__The problem__. Set down each line of the data below exactly as it stands, dropping the pictures.
*****
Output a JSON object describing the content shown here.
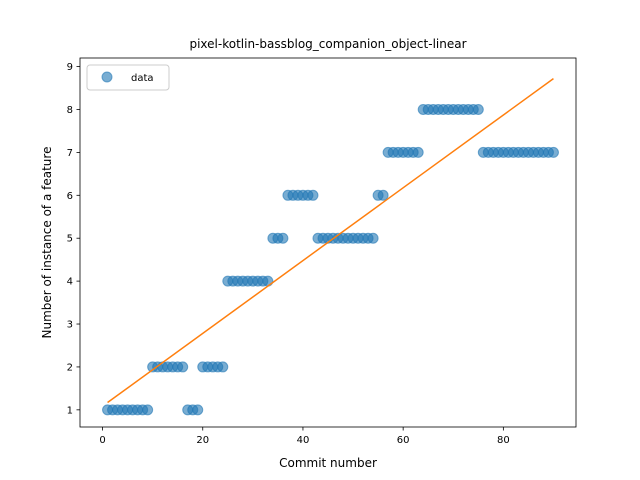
{
  "chart_data": {
    "type": "scatter",
    "title": "pixel-kotlin-bassblog_companion_object-linear",
    "xlabel": "Commit number",
    "ylabel": "Number of instance of a feature",
    "xlim": [
      -4.5,
      94.5
    ],
    "ylim": [
      0.6,
      9.2
    ],
    "xticks": [
      0,
      20,
      40,
      60,
      80
    ],
    "yticks": [
      1,
      2,
      3,
      4,
      5,
      6,
      7,
      8,
      9
    ],
    "legend": {
      "placement": "top-left",
      "entries": [
        "data"
      ]
    },
    "grid": false,
    "series": [
      {
        "name": "data",
        "kind": "scatter",
        "color": "#1f77b4",
        "x": [
          1,
          2,
          3,
          4,
          5,
          6,
          7,
          8,
          9,
          10,
          11,
          12,
          13,
          14,
          15,
          16,
          17,
          18,
          19,
          20,
          21,
          22,
          23,
          24,
          25,
          26,
          27,
          28,
          29,
          30,
          31,
          32,
          33,
          34,
          35,
          36,
          37,
          38,
          39,
          40,
          41,
          42,
          43,
          44,
          45,
          46,
          47,
          48,
          49,
          50,
          51,
          52,
          53,
          54,
          55,
          56,
          57,
          58,
          59,
          60,
          61,
          62,
          63,
          64,
          65,
          66,
          67,
          68,
          69,
          70,
          71,
          72,
          73,
          74,
          75,
          76,
          77,
          78,
          79,
          80,
          81,
          82,
          83,
          84,
          85,
          86,
          87,
          88,
          89,
          90
        ],
        "y": [
          1,
          1,
          1,
          1,
          1,
          1,
          1,
          1,
          1,
          2,
          2,
          2,
          2,
          2,
          2,
          2,
          1,
          1,
          1,
          2,
          2,
          2,
          2,
          2,
          4,
          4,
          4,
          4,
          4,
          4,
          4,
          4,
          4,
          5,
          5,
          5,
          6,
          6,
          6,
          6,
          6,
          6,
          5,
          5,
          5,
          5,
          5,
          5,
          5,
          5,
          5,
          5,
          5,
          5,
          6,
          6,
          7,
          7,
          7,
          7,
          7,
          7,
          7,
          8,
          8,
          8,
          8,
          8,
          8,
          8,
          8,
          8,
          8,
          8,
          8,
          7,
          7,
          7,
          7,
          7,
          7,
          7,
          7,
          7,
          7,
          7,
          7,
          7,
          7,
          7
        ]
      },
      {
        "kind": "line",
        "color": "#ff7f0e",
        "x": [
          1,
          90
        ],
        "y": [
          1.17,
          8.72
        ]
      }
    ]
  }
}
*****
__In response__.
Output a JSON object describing the content shown here.
{
  "chart_data": {
    "type": "scatter",
    "title": "pixel-kotlin-bassblog_companion_object-linear",
    "xlabel": "Commit number",
    "ylabel": "Number of instance of a feature",
    "xlim": [
      -4.5,
      94.5
    ],
    "ylim": [
      0.6,
      9.2
    ],
    "xticks": [
      0,
      20,
      40,
      60,
      80
    ],
    "yticks": [
      1,
      2,
      3,
      4,
      5,
      6,
      7,
      8,
      9
    ],
    "legend": {
      "placement": "top-left",
      "entries": [
        "data"
      ]
    },
    "grid": false,
    "series": [
      {
        "name": "data",
        "kind": "scatter",
        "color": "#1f77b4",
        "x": [
          1,
          2,
          3,
          4,
          5,
          6,
          7,
          8,
          9,
          10,
          11,
          12,
          13,
          14,
          15,
          16,
          17,
          18,
          19,
          20,
          21,
          22,
          23,
          24,
          25,
          26,
          27,
          28,
          29,
          30,
          31,
          32,
          33,
          34,
          35,
          36,
          37,
          38,
          39,
          40,
          41,
          42,
          43,
          44,
          45,
          46,
          47,
          48,
          49,
          50,
          51,
          52,
          53,
          54,
          55,
          56,
          57,
          58,
          59,
          60,
          61,
          62,
          63,
          64,
          65,
          66,
          67,
          68,
          69,
          70,
          71,
          72,
          73,
          74,
          75,
          76,
          77,
          78,
          79,
          80,
          81,
          82,
          83,
          84,
          85,
          86,
          87,
          88,
          89,
          90
        ],
        "y": [
          1,
          1,
          1,
          1,
          1,
          1,
          1,
          1,
          1,
          2,
          2,
          2,
          2,
          2,
          2,
          2,
          1,
          1,
          1,
          2,
          2,
          2,
          2,
          2,
          4,
          4,
          4,
          4,
          4,
          4,
          4,
          4,
          4,
          5,
          5,
          5,
          6,
          6,
          6,
          6,
          6,
          6,
          5,
          5,
          5,
          5,
          5,
          5,
          5,
          5,
          5,
          5,
          5,
          5,
          6,
          6,
          7,
          7,
          7,
          7,
          7,
          7,
          7,
          8,
          8,
          8,
          8,
          8,
          8,
          8,
          8,
          8,
          8,
          8,
          8,
          7,
          7,
          7,
          7,
          7,
          7,
          7,
          7,
          7,
          7,
          7,
          7,
          7,
          7,
          7
        ]
      },
      {
        "kind": "line",
        "color": "#ff7f0e",
        "x": [
          1,
          90
        ],
        "y": [
          1.17,
          8.72
        ]
      }
    ]
  }
}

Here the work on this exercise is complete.